■ Given problem: Pick out every line in the data below that holds "Wiseguy".

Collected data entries
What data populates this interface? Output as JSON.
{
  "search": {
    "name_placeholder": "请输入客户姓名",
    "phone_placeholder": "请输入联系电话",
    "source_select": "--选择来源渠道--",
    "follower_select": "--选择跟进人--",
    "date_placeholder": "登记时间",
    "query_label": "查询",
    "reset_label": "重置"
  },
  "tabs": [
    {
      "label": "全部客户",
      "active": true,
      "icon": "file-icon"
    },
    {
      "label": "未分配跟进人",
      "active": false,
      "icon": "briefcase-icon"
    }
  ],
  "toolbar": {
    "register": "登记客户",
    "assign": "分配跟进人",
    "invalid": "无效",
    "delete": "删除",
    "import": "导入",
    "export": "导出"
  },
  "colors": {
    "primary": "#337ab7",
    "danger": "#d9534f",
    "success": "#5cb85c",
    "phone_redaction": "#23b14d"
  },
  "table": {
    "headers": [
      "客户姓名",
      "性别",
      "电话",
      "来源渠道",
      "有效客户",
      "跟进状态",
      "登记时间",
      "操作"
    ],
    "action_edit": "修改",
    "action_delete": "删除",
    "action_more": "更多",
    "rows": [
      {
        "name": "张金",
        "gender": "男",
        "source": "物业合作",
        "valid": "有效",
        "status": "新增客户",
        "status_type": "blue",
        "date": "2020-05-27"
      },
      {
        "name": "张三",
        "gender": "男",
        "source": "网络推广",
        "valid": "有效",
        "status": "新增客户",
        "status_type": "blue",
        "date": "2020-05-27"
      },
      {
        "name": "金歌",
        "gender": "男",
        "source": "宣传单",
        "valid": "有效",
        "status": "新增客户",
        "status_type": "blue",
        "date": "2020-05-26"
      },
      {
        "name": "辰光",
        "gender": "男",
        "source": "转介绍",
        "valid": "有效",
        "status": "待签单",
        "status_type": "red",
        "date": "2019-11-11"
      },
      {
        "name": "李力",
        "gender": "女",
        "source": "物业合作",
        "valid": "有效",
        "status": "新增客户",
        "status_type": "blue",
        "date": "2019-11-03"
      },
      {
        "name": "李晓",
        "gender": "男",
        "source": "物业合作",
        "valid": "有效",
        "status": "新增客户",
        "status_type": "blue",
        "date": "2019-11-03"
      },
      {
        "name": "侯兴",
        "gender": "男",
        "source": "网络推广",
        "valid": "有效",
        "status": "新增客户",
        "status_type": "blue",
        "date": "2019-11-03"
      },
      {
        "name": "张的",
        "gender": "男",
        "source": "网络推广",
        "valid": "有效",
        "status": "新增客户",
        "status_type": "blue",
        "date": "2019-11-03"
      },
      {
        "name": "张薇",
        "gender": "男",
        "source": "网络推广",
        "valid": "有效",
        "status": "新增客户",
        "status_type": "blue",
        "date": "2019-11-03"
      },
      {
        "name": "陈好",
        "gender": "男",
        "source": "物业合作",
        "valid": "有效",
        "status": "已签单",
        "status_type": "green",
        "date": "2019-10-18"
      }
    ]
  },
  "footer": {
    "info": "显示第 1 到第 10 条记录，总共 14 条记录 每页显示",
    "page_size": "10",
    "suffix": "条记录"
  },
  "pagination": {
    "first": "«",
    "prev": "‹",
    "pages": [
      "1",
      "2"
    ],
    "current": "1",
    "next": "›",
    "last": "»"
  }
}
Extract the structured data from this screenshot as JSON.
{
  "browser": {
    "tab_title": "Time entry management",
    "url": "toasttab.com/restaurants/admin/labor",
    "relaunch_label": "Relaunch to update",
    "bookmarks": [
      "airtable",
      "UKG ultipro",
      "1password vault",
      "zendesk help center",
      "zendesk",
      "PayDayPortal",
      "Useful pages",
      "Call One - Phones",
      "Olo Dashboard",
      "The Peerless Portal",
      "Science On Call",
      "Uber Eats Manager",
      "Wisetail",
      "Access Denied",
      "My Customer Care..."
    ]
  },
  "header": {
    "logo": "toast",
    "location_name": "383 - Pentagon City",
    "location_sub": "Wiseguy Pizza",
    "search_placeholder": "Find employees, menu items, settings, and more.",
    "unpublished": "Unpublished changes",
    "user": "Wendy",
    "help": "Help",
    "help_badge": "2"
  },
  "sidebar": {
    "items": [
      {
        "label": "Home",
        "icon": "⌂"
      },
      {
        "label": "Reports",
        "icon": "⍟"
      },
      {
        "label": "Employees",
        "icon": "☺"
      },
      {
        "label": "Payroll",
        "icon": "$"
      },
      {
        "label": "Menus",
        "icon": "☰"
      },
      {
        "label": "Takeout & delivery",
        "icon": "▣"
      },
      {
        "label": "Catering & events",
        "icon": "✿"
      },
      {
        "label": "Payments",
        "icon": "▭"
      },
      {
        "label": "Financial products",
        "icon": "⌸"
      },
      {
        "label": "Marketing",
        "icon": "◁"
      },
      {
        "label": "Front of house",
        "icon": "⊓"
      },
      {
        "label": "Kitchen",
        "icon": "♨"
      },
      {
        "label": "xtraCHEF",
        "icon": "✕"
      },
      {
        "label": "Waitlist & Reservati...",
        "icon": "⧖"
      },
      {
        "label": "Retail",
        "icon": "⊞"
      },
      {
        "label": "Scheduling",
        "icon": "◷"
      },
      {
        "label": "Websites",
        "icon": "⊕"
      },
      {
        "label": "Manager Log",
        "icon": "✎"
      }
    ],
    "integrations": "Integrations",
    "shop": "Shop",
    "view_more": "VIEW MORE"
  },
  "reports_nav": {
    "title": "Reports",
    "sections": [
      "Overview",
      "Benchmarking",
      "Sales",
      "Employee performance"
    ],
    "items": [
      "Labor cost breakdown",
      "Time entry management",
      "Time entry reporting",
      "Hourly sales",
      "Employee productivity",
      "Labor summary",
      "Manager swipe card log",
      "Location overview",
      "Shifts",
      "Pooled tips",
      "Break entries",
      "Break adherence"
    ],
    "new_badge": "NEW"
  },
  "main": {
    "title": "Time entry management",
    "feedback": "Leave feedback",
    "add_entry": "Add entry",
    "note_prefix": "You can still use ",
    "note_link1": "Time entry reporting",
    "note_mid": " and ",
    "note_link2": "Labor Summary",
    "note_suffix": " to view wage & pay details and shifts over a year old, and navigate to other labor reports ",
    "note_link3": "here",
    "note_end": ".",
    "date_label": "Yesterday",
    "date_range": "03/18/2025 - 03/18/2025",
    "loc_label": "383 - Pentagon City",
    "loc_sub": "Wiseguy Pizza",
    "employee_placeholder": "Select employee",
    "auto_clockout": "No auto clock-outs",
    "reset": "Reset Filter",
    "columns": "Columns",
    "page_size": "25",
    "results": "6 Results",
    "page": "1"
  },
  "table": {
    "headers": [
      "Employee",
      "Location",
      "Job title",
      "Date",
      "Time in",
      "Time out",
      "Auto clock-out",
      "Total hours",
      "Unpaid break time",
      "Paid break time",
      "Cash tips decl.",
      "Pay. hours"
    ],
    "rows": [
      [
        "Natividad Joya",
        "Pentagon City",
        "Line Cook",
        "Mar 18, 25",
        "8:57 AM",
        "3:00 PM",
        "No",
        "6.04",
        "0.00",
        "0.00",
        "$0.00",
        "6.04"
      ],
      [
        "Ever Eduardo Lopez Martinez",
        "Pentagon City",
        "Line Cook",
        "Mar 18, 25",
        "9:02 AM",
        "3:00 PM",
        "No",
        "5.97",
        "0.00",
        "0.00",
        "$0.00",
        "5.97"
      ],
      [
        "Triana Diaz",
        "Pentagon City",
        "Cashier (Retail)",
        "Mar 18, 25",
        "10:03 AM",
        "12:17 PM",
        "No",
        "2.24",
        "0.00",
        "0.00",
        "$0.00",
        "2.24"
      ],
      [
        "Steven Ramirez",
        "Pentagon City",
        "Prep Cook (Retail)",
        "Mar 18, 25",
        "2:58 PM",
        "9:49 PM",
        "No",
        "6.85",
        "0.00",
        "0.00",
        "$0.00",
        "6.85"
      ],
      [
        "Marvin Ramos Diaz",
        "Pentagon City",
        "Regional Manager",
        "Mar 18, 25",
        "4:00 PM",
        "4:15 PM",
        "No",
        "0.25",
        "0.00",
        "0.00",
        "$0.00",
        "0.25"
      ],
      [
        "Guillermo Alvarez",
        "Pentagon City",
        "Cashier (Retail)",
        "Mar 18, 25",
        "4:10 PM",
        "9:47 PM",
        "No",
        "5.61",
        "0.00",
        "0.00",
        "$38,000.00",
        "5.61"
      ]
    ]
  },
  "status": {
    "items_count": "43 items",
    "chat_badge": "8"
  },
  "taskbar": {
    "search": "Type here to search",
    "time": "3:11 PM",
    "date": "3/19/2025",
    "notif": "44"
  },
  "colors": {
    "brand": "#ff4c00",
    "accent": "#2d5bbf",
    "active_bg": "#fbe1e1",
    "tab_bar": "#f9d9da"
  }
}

■ The answer:
    "location_sub": "Wiseguy Pizza",
    "loc_sub": "Wiseguy Pizza",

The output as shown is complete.